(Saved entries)
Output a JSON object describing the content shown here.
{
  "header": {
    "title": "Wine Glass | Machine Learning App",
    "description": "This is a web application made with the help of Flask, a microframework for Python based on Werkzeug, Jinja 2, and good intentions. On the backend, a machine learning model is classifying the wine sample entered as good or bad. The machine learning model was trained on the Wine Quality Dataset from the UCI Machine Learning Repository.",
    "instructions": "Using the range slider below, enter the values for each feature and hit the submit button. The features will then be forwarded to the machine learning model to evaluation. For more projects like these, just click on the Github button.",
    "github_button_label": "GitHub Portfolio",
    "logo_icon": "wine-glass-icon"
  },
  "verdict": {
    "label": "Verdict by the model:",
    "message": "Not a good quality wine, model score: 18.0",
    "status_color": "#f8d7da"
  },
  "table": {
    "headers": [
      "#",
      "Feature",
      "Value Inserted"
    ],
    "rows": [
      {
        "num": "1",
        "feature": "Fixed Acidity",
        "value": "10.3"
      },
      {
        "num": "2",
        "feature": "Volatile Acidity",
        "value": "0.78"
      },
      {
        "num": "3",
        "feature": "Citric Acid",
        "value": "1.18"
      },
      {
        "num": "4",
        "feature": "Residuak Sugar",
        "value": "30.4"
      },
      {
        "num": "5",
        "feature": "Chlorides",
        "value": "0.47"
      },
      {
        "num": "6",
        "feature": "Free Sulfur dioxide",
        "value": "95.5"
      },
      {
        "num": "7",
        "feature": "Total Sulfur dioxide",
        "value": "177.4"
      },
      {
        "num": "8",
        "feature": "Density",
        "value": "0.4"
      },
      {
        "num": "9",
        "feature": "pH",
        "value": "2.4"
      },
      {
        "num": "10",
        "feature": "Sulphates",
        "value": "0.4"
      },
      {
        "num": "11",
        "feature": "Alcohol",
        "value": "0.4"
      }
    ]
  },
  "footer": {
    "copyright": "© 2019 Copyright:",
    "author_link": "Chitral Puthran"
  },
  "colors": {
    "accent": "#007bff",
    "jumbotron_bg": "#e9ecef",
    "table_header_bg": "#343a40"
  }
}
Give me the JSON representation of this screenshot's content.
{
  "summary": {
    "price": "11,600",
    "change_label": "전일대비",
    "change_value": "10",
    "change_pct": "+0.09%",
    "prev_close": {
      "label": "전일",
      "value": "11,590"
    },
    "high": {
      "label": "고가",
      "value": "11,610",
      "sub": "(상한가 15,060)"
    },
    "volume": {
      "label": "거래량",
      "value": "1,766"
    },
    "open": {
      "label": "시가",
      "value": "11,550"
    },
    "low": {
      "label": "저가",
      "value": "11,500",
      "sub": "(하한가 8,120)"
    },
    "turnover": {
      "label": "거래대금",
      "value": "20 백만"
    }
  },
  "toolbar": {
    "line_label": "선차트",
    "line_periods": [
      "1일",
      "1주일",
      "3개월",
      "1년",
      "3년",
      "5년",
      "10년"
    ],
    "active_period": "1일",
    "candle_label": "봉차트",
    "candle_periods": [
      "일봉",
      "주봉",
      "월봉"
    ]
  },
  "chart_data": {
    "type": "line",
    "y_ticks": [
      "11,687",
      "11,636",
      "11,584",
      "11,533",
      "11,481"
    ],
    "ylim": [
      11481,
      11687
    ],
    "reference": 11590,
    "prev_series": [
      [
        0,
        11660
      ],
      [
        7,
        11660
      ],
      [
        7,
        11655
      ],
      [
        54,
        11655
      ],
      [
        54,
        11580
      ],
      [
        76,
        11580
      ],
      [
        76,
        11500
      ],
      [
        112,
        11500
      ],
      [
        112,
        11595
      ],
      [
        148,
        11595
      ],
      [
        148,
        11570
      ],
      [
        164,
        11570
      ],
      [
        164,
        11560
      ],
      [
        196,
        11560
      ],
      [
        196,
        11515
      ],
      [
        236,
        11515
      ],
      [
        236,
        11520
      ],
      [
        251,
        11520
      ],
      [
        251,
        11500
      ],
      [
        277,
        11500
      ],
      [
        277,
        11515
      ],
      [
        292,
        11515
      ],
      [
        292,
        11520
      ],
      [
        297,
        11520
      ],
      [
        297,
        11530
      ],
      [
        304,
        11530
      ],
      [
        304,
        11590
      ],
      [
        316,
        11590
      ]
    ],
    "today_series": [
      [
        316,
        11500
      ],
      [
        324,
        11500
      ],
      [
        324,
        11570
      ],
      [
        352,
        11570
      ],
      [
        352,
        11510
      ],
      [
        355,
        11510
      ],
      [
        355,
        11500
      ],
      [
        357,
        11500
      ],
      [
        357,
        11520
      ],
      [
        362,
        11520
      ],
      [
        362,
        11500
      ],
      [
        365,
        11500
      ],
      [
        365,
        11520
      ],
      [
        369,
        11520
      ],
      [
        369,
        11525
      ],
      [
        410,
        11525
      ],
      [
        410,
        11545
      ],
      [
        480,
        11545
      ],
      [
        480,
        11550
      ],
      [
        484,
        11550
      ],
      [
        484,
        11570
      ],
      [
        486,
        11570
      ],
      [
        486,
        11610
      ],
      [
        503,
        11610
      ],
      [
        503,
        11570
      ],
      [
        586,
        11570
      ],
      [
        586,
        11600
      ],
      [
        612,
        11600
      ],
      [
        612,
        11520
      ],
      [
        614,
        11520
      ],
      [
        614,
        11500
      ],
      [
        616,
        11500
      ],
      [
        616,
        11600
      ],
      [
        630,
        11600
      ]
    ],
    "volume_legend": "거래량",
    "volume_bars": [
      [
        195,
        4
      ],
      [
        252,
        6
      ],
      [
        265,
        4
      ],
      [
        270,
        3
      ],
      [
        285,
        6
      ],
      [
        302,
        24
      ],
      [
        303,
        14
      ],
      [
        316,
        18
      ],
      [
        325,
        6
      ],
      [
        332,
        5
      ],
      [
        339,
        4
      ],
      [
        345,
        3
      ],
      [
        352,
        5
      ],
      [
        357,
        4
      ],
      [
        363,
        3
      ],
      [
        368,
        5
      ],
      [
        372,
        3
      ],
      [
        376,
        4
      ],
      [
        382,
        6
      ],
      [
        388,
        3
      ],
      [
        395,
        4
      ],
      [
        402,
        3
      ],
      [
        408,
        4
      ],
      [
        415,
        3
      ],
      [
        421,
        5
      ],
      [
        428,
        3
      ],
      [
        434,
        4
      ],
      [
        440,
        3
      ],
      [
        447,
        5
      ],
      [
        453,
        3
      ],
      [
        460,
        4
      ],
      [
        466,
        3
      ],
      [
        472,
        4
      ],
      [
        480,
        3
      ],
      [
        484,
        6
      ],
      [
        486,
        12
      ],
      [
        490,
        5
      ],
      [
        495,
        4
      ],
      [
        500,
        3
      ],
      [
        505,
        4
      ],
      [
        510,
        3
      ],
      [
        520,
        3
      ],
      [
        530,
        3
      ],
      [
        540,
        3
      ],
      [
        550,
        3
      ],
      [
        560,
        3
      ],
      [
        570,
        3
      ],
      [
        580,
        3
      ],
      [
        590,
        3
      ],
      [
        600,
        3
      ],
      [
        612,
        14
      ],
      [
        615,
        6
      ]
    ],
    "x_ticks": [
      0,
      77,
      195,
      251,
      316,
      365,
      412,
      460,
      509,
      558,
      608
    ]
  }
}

DIRECTIONS FOR THIS TASK - Reproduce each entry exactly, leaving out nothing.

THE SOLUTION -
Output a JSON object describing the content shown here.
{
  "header": {
    "title": "Wine Glass | Machine Learning App",
    "description": "This is a web application made with the help of Flask, a microframework for Python based on Werkzeug, Jinja 2, and good intentions. On the backend, a machine learning model is classifying the wine sample entered as good or bad. The machine learning model was trained on the Wine Quality Dataset from the UCI Machine Learning Repository.",
    "instructions": "Using the range slider below, enter the values for each feature and hit the submit button. The features will then be forwarded to the machine learning model to evaluation. For more projects like these, just click on the Github button.",
    "github_button_label": "GitHub Portfolio",
    "logo_icon": "wine-glass-icon"
  },
  "verdict": {
    "label": "Verdict by the model:",
    "message": "Not a good quality wine, model score: 18.0",
    "status_color": "#f8d7da"
  },
  "table": {
    "headers": [
      "#",
      "Feature",
      "Value Inserted"
    ],
    "rows": [
      {
        "num": "1",
        "feature": "Fixed Acidity",
        "value": "10.3"
      },
      {
        "num": "2",
        "feature": "Volatile Acidity",
        "value": "0.78"
      },
      {
        "num": "3",
        "feature": "Citric Acid",
        "value": "1.18"
      },
      {
        "num": "4",
        "feature": "Residuak Sugar",
        "value": "30.4"
      },
      {
        "num": "5",
        "feature": "Chlorides",
        "value": "0.47"
      },
      {
        "num": "6",
        "feature": "Free Sulfur dioxide",
        "value": "95.5"
      },
      {
        "num": "7",
        "feature": "Total Sulfur dioxide",
        "value": "177.4"
      },
      {
        "num": "8",
        "feature": "Density",
        "value": "0.4"
      },
      {
        "num": "9",
        "feature": "pH",
        "value": "2.4"
      },
      {
        "num": "10",
        "feature": "Sulphates",
        "value": "0.4"
      },
      {
        "num": "11",
        "feature": "Alcohol",
        "value": "0.4"
      }
    ]
  },
  "footer": {
    "copyright": "© 2019 Copyright:",
    "author_link": "Chitral Puthran"
  },
  "colors": {
    "accent": "#007bff",
    "jumbotron_bg": "#e9ecef",
    "table_header_bg": "#343a40"
  }
}
Give me the JSON representation of this screenshot's content.
{
  "summary": {
    "price": "11,600",
    "change_label": "전일대비",
    "change_value": "10",
    "change_pct": "+0.09%",
    "prev_close": {
      "label": "전일",
      "value": "11,590"
    },
    "high": {
      "label": "고가",
      "value": "11,610",
      "sub": "(상한가 15,060)"
    },
    "volume": {
      "label": "거래량",
      "value": "1,766"
    },
    "open": {
      "label": "시가",
      "value": "11,550"
    },
    "low": {
      "label": "저가",
      "value": "11,500",
      "sub": "(하한가 8,120)"
    },
    "turnover": {
      "label": "거래대금",
      "value": "20 백만"
    }
  },
  "toolbar": {
    "line_label": "선차트",
    "line_periods": [
      "1일",
      "1주일",
      "3개월",
      "1년",
      "3년",
      "5년",
      "10년"
    ],
    "active_period": "1일",
    "candle_label": "봉차트",
    "candle_periods": [
      "일봉",
      "주봉",
      "월봉"
    ]
  },
  "chart_data": {
    "type": "line",
    "y_ticks": [
      "11,687",
      "11,636",
      "11,584",
      "11,533",
      "11,481"
    ],
    "ylim": [
      11481,
      11687
    ],
    "reference": 11590,
    "prev_series": [
      [
        0,
        11660
      ],
      [
        7,
        11660
      ],
      [
        7,
        11655
      ],
      [
        54,
        11655
      ],
      [
        54,
        11580
      ],
      [
        76,
        11580
      ],
      [
        76,
        11500
      ],
      [
        112,
        11500
      ],
      [
        112,
        11595
      ],
      [
        148,
        11595
      ],
      [
        148,
        11570
      ],
      [
        164,
        11570
      ],
      [
        164,
        11560
      ],
      [
        196,
        11560
      ],
      [
        196,
        11515
      ],
      [
        236,
        11515
      ],
      [
        236,
        11520
      ],
      [
        251,
        11520
      ],
      [
        251,
        11500
      ],
      [
        277,
        11500
      ],
      [
        277,
        11515
      ],
      [
        292,
        11515
      ],
      [
        292,
        11520
      ],
      [
        297,
        11520
      ],
      [
        297,
        11530
      ],
      [
        304,
        11530
      ],
      [
        304,
        11590
      ],
      [
        316,
        11590
      ]
    ],
    "today_series": [
      [
        316,
        11500
      ],
      [
        324,
        11500
      ],
      [
        324,
        11570
      ],
      [
        352,
        11570
      ],
      [
        352,
        11510
      ],
      [
        355,
        11510
      ],
      [
        355,
        11500
      ],
      [
        357,
        11500
      ],
      [
        357,
        11520
      ],
      [
        362,
        11520
      ],
      [
        362,
        11500
      ],
      [
        365,
        11500
      ],
      [
        365,
        11520
      ],
      [
        369,
        11520
      ],
      [
        369,
        11525
      ],
      [
        410,
        11525
      ],
      [
        410,
        11545
      ],
      [
        480,
        11545
      ],
      [
        480,
        11550
      ],
      [
        484,
        11550
      ],
      [
        484,
        11570
      ],
      [
        486,
        11570
      ],
      [
        486,
        11610
      ],
      [
        503,
        11610
      ],
      [
        503,
        11570
      ],
      [
        586,
        11570
      ],
      [
        586,
        11600
      ],
      [
        612,
        11600
      ],
      [
        612,
        11520
      ],
      [
        614,
        11520
      ],
      [
        614,
        11500
      ],
      [
        616,
        11500
      ],
      [
        616,
        11600
      ],
      [
        630,
        11600
      ]
    ],
    "volume_legend": "거래량",
    "volume_bars": [
      [
        195,
        4
      ],
      [
        252,
        6
      ],
      [
        265,
        4
      ],
      [
        270,
        3
      ],
      [
        285,
        6
      ],
      [
        302,
        24
      ],
      [
        303,
        14
      ],
      [
        316,
        18
      ],
      [
        325,
        6
      ],
      [
        332,
        5
      ],
      [
        339,
        4
      ],
      [
        345,
        3
      ],
      [
        352,
        5
      ],
      [
        357,
        4
      ],
      [
        363,
        3
      ],
      [
        368,
        5
      ],
      [
        372,
        3
      ],
      [
        376,
        4
      ],
      [
        382,
        6
      ],
      [
        388,
        3
      ],
      [
        395,
        4
      ],
      [
        402,
        3
      ],
      [
        408,
        4
      ],
      [
        415,
        3
      ],
      [
        421,
        5
      ],
      [
        428,
        3
      ],
      [
        434,
        4
      ],
      [
        440,
        3
      ],
      [
        447,
        5
      ],
      [
        453,
        3
      ],
      [
        460,
        4
      ],
      [
        466,
        3
      ],
      [
        472,
        4
      ],
      [
        480,
        3
      ],
      [
        484,
        6
      ],
      [
        486,
        12
      ],
      [
        490,
        5
      ],
      [
        495,
        4
      ],
      [
        500,
        3
      ],
      [
        505,
        4
      ],
      [
        510,
        3
      ],
      [
        520,
        3
      ],
      [
        530,
        3
      ],
      [
        540,
        3
      ],
      [
        550,
        3
      ],
      [
        560,
        3
      ],
      [
        570,
        3
      ],
      [
        580,
        3
      ],
      [
        590,
        3
      ],
      [
        600,
        3
      ],
      [
        612,
        14
      ],
      [
        615,
        6
      ]
    ],
    "x_ticks": [
      0,
      77,
      195,
      251,
      316,
      365,
      412,
      460,
      509,
      558,
      608
    ]
  }
}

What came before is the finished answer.